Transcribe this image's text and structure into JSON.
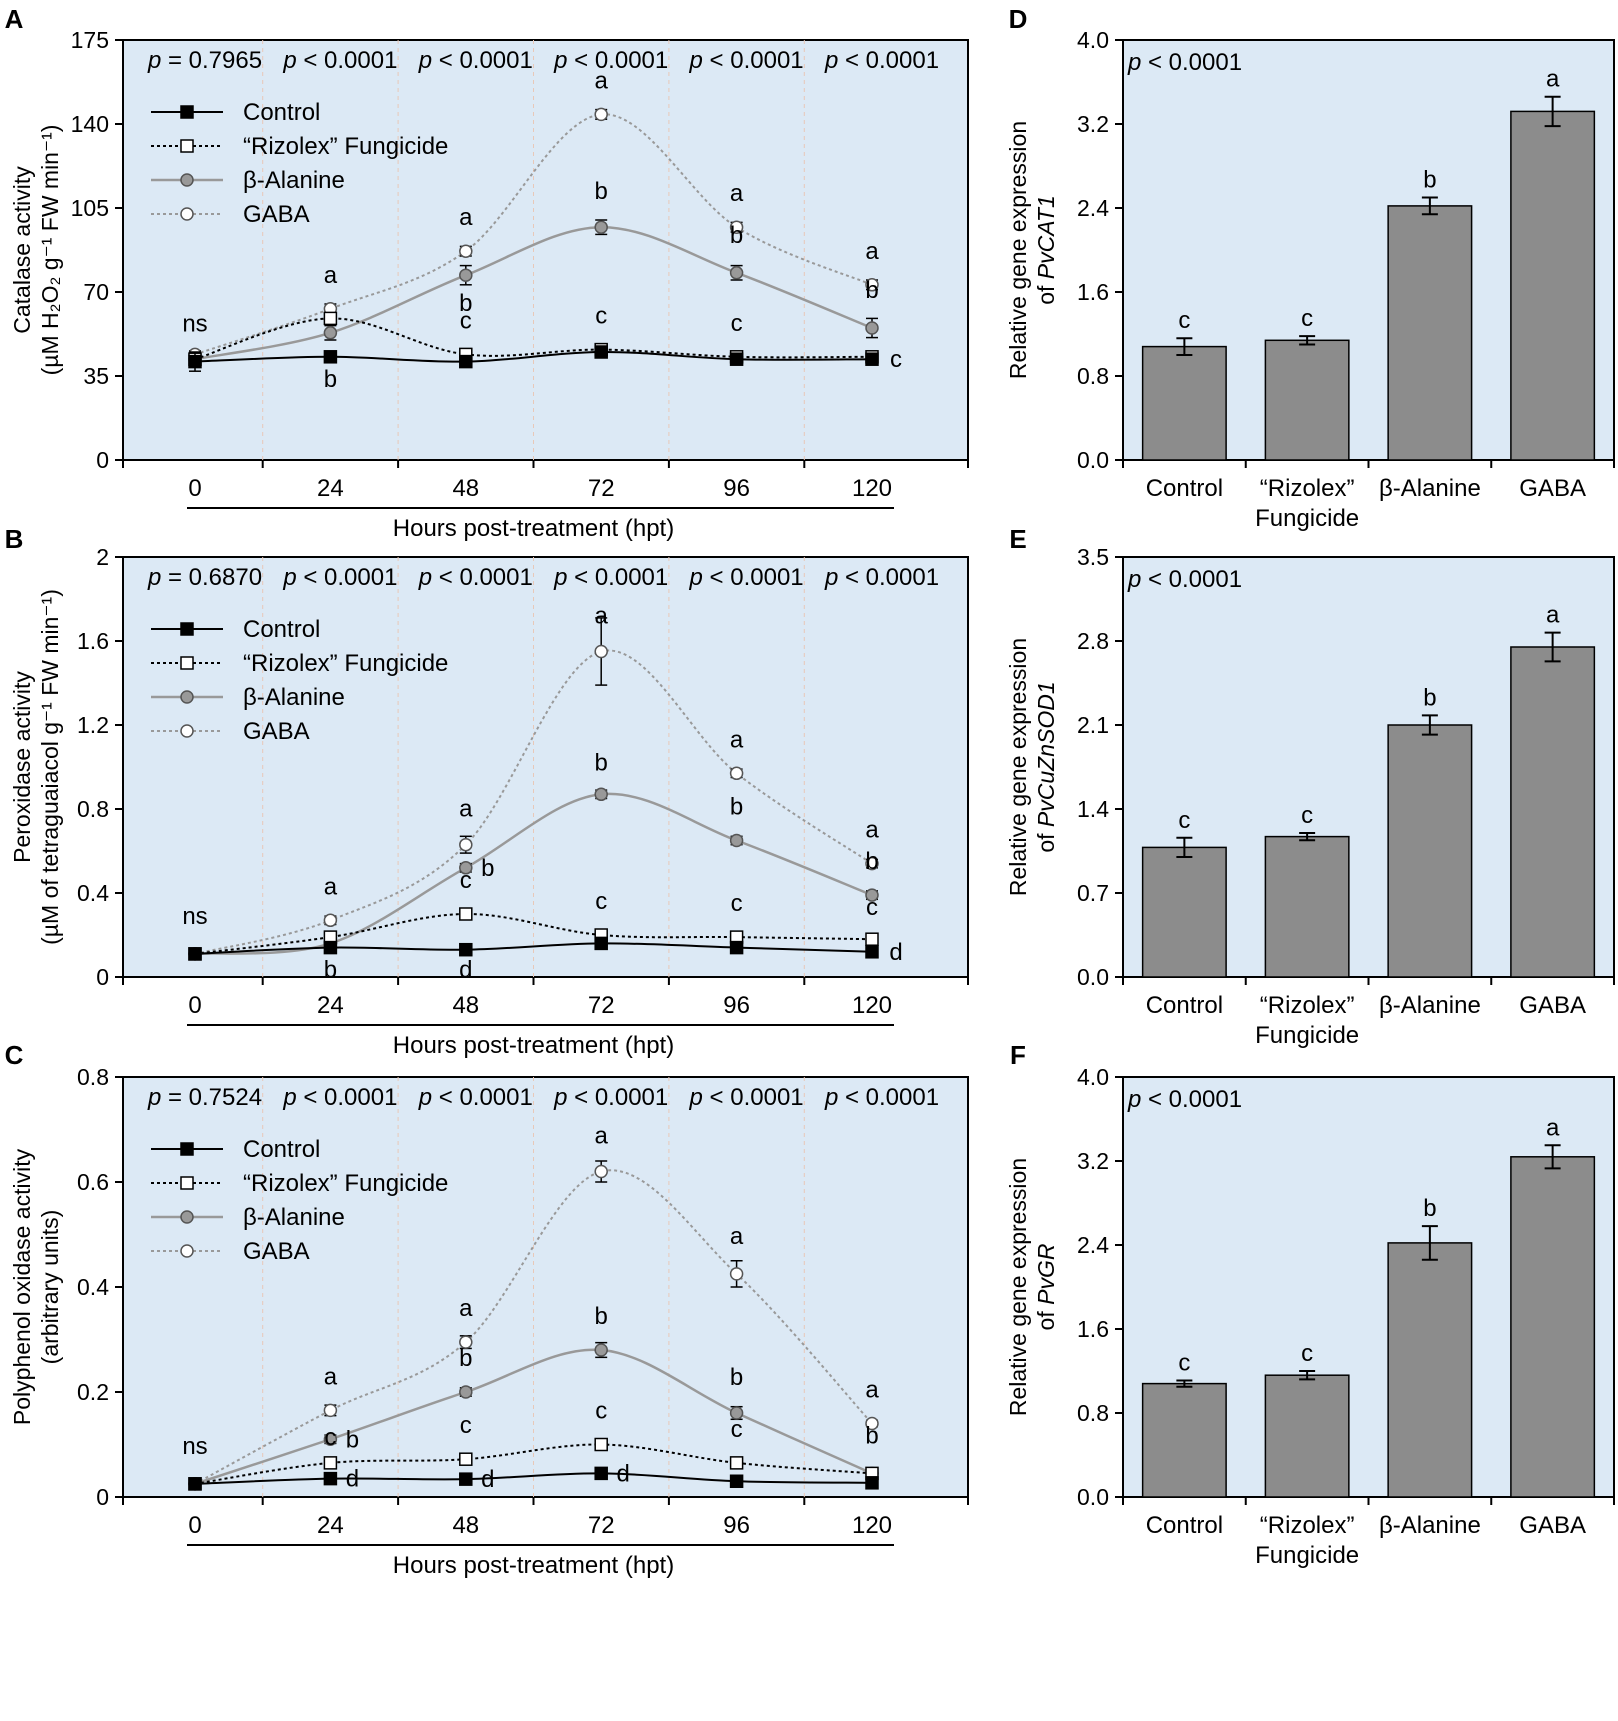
{
  "figure_title": "Antioxidant enzyme activities and gene expression",
  "chart_data": [
    {
      "id": "A",
      "type": "line",
      "panel_letter": "A",
      "ylabel": "Catalase activity",
      "ylabel_unit": "(µM H₂O₂ g⁻¹ FW min⁻¹)",
      "xlabel": "Hours post-treatment (hpt)",
      "x": [
        0,
        24,
        48,
        72,
        96,
        120
      ],
      "xticks": [
        "0",
        "24",
        "48",
        "72",
        "96",
        "120"
      ],
      "ylim": [
        0,
        175
      ],
      "yticks": [
        "0",
        "35",
        "70",
        "105",
        "140",
        "175"
      ],
      "pvalues": [
        "p = 0.7965",
        "p < 0.0001",
        "p < 0.0001",
        "p < 0.0001",
        "p < 0.0001",
        "p < 0.0001"
      ],
      "series": [
        {
          "name": "Control",
          "values": [
            41,
            43,
            41,
            45,
            42,
            42
          ],
          "errors": [
            4,
            1.5,
            1.5,
            1.5,
            1.5,
            1.5
          ],
          "letters": [
            "ns",
            "b",
            "",
            "",
            "",
            "c"
          ]
        },
        {
          "name": "“Rizolex” Fungicide",
          "values": [
            42,
            59,
            44,
            46,
            43,
            43
          ],
          "errors": [
            2,
            2,
            2,
            2,
            2,
            2
          ],
          "letters": [
            "",
            "",
            "c",
            "c",
            "c",
            ""
          ]
        },
        {
          "name": "β-Alanine",
          "values": [
            42,
            53,
            77,
            97,
            78,
            55
          ],
          "errors": [
            2,
            3,
            4,
            3,
            3,
            4
          ],
          "letters": [
            "",
            "",
            "b",
            "b",
            "b",
            "b"
          ]
        },
        {
          "name": "GABA",
          "values": [
            44,
            63,
            87,
            144,
            97,
            73
          ],
          "errors": [
            1.5,
            2,
            2,
            2,
            2,
            2
          ],
          "letters": [
            "",
            "a",
            "a",
            "a",
            "a",
            "a"
          ]
        }
      ]
    },
    {
      "id": "B",
      "type": "line",
      "panel_letter": "B",
      "ylabel": "Peroxidase activity",
      "ylabel_unit": "(µM of tetraguaiacol g⁻¹ FW min⁻¹)",
      "xlabel": "Hours post-treatment (hpt)",
      "x": [
        0,
        24,
        48,
        72,
        96,
        120
      ],
      "xticks": [
        "0",
        "24",
        "48",
        "72",
        "96",
        "120"
      ],
      "ylim": [
        0,
        2
      ],
      "yticks": [
        "0",
        "0.4",
        "0.8",
        "1.2",
        "1.6",
        "2"
      ],
      "pvalues": [
        "p = 0.6870",
        "p < 0.0001",
        "p < 0.0001",
        "p < 0.0001",
        "p < 0.0001",
        "p < 0.0001"
      ],
      "series": [
        {
          "name": "Control",
          "values": [
            0.11,
            0.14,
            0.13,
            0.16,
            0.14,
            0.12
          ],
          "errors": [
            0.01,
            0.01,
            0.01,
            0.01,
            0.01,
            0.01
          ],
          "letters": [
            "ns",
            "b",
            "d",
            "",
            "",
            "d"
          ]
        },
        {
          "name": "“Rizolex” Fungicide",
          "values": [
            0.11,
            0.19,
            0.3,
            0.2,
            0.19,
            0.18
          ],
          "errors": [
            0.01,
            0.02,
            0.02,
            0.02,
            0.02,
            0.01
          ],
          "letters": [
            "",
            "",
            "c",
            "c",
            "c",
            "c"
          ]
        },
        {
          "name": "β-Alanine",
          "values": [
            0.11,
            0.16,
            0.52,
            0.87,
            0.65,
            0.39
          ],
          "errors": [
            0.01,
            0.02,
            0.02,
            0.02,
            0.02,
            0.02
          ],
          "letters": [
            "",
            "",
            "b",
            "b",
            "b",
            "b"
          ]
        },
        {
          "name": "GABA",
          "values": [
            0.11,
            0.27,
            0.63,
            1.55,
            0.97,
            0.54
          ],
          "errors": [
            0.01,
            0.02,
            0.04,
            0.16,
            0.02,
            0.02
          ],
          "letters": [
            "",
            "a",
            "a",
            "a",
            "a",
            "a"
          ]
        }
      ]
    },
    {
      "id": "C",
      "type": "line",
      "panel_letter": "C",
      "ylabel": "Polyphenol oxidase activity",
      "ylabel_unit": "(arbitrary units)",
      "xlabel": "Hours post-treatment (hpt)",
      "x": [
        0,
        24,
        48,
        72,
        96,
        120
      ],
      "xticks": [
        "0",
        "24",
        "48",
        "72",
        "96",
        "120"
      ],
      "ylim": [
        0,
        0.8
      ],
      "yticks": [
        "0",
        "0.2",
        "0.4",
        "0.6",
        "0.8"
      ],
      "pvalues": [
        "p = 0.7524",
        "p < 0.0001",
        "p < 0.0001",
        "p < 0.0001",
        "p < 0.0001",
        "p < 0.0001"
      ],
      "series": [
        {
          "name": "Control",
          "values": [
            0.025,
            0.035,
            0.034,
            0.045,
            0.03,
            0.027
          ],
          "errors": [
            0.004,
            0.004,
            0.004,
            0.004,
            0.004,
            0.004
          ],
          "letters": [
            "ns",
            "d",
            "d",
            "d",
            "",
            ""
          ]
        },
        {
          "name": "“Rizolex” Fungicide",
          "values": [
            0.025,
            0.065,
            0.072,
            0.1,
            0.065,
            0.045
          ],
          "errors": [
            0.004,
            0.006,
            0.006,
            0.006,
            0.008,
            0.006
          ],
          "letters": [
            "",
            "c",
            "c",
            "c",
            "c",
            ""
          ]
        },
        {
          "name": "β-Alanine",
          "values": [
            0.025,
            0.11,
            0.2,
            0.28,
            0.16,
            0.045
          ],
          "errors": [
            0.004,
            0.008,
            0.008,
            0.014,
            0.012,
            0.006
          ],
          "letters": [
            "",
            "b",
            "b",
            "b",
            "b",
            "b"
          ]
        },
        {
          "name": "GABA",
          "values": [
            0.025,
            0.165,
            0.295,
            0.62,
            0.425,
            0.14
          ],
          "errors": [
            0.004,
            0.01,
            0.012,
            0.02,
            0.025,
            0.006
          ],
          "letters": [
            "",
            "a",
            "a",
            "a",
            "a",
            "a"
          ]
        }
      ]
    },
    {
      "id": "D",
      "type": "bar",
      "panel_letter": "D",
      "ylabel": "Relative gene expression",
      "ylabel_prefix": "of ",
      "gene": "PvCAT1",
      "ylim": [
        0,
        4.0
      ],
      "yticks": [
        "0.0",
        "0.8",
        "1.6",
        "2.4",
        "3.2",
        "4.0"
      ],
      "pvalue": "p < 0.0001",
      "categories": [
        "Control",
        "“Rizolex”",
        "β-Alanine",
        "GABA"
      ],
      "category_line2": [
        "",
        "Fungicide",
        "",
        ""
      ],
      "values": [
        1.08,
        1.14,
        2.42,
        3.32
      ],
      "errors": [
        0.08,
        0.04,
        0.08,
        0.14
      ],
      "letters": [
        "c",
        "c",
        "b",
        "a"
      ]
    },
    {
      "id": "E",
      "type": "bar",
      "panel_letter": "E",
      "ylabel": "Relative gene expression",
      "ylabel_prefix": "of ",
      "gene": "PvCuZnSOD1",
      "ylim": [
        0,
        3.5
      ],
      "yticks": [
        "0.0",
        "0.7",
        "1.4",
        "2.1",
        "2.8",
        "3.5"
      ],
      "pvalue": "p < 0.0001",
      "categories": [
        "Control",
        "“Rizolex”",
        "β-Alanine",
        "GABA"
      ],
      "category_line2": [
        "",
        "Fungicide",
        "",
        ""
      ],
      "values": [
        1.08,
        1.17,
        2.1,
        2.75
      ],
      "errors": [
        0.08,
        0.03,
        0.08,
        0.12
      ],
      "letters": [
        "c",
        "c",
        "b",
        "a"
      ]
    },
    {
      "id": "F",
      "type": "bar",
      "panel_letter": "F",
      "ylabel": "Relative gene expression",
      "ylabel_prefix": "of ",
      "gene": "PvGR",
      "ylim": [
        0,
        4.0
      ],
      "yticks": [
        "0.0",
        "0.8",
        "1.6",
        "2.4",
        "3.2",
        "4.0"
      ],
      "pvalue": "p < 0.0001",
      "categories": [
        "Control",
        "“Rizolex”",
        "β-Alanine",
        "GABA"
      ],
      "category_line2": [
        "",
        "Fungicide",
        "",
        ""
      ],
      "values": [
        1.08,
        1.16,
        2.42,
        3.24
      ],
      "errors": [
        0.03,
        0.04,
        0.16,
        0.11
      ],
      "letters": [
        "c",
        "c",
        "b",
        "a"
      ]
    }
  ]
}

◆ Work item ◆
Every line above that holds the word "gene" should be copied out.

◆ Exercise output ◆
  "figure_title": "Antioxidant enzyme activities and gene expression",
      "ylabel": "Relative gene expression",
      "gene": "PvCAT1",
      "ylabel": "Relative gene expression",
      "gene": "PvCuZnSOD1",
      "ylabel": "Relative gene expression",
      "gene": "PvGR",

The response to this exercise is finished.